Find the lines in these entries that include the word "comply" and state how many there are, with no other words.

#### Provided entries ####

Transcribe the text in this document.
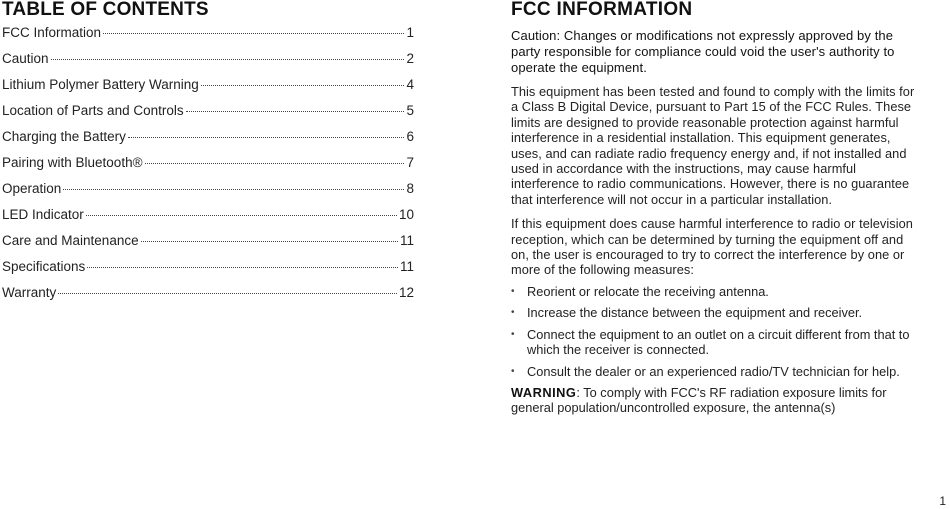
TABLE OF CONTENTS
FCC Information	1
Caution	2
Lithium Polymer Battery Warning	4
Location of Parts and Controls	5
Charging the Battery	6
Pairing with Bluetooth®	7
Operation	8
LED Indicator	10
Care and Maintenance	11
Specifications	11
Warranty	12
FCC INFORMATION

Caution: Changes or modifications not expressly approved by the party responsible for compliance could void the user's authority to operate the equipment.

This equipment has been tested and found to comply with the limits for a Class B Digital Device, pursuant to Part 15 of the FCC Rules. These limits are designed to provide reasonable protection against harmful interference in a residential installation. This equipment generates, uses, and can radiate radio frequency energy and, if not installed and used in accordance with the instructions, may cause harmful interference to radio communications. However, there is no guarantee that interference will not occur in a particular installation.

If this equipment does cause harmful interference to radio or television reception, which can be determined by turning the equipment off and on, the user is encouraged to try to correct the interference by one or more of the following measures:

• Reorient or relocate the receiving antenna.
• Increase the distance between the equipment and receiver.
• Connect the equipment to an outlet on a circuit different from that to which the receiver is connected.
• Consult the dealer or an experienced radio/TV technician for help.

WARNING: To comply with FCC's RF radiation exposure limits for general population/uncontrolled exposure, the antenna(s)

1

####

* _Final answer_
2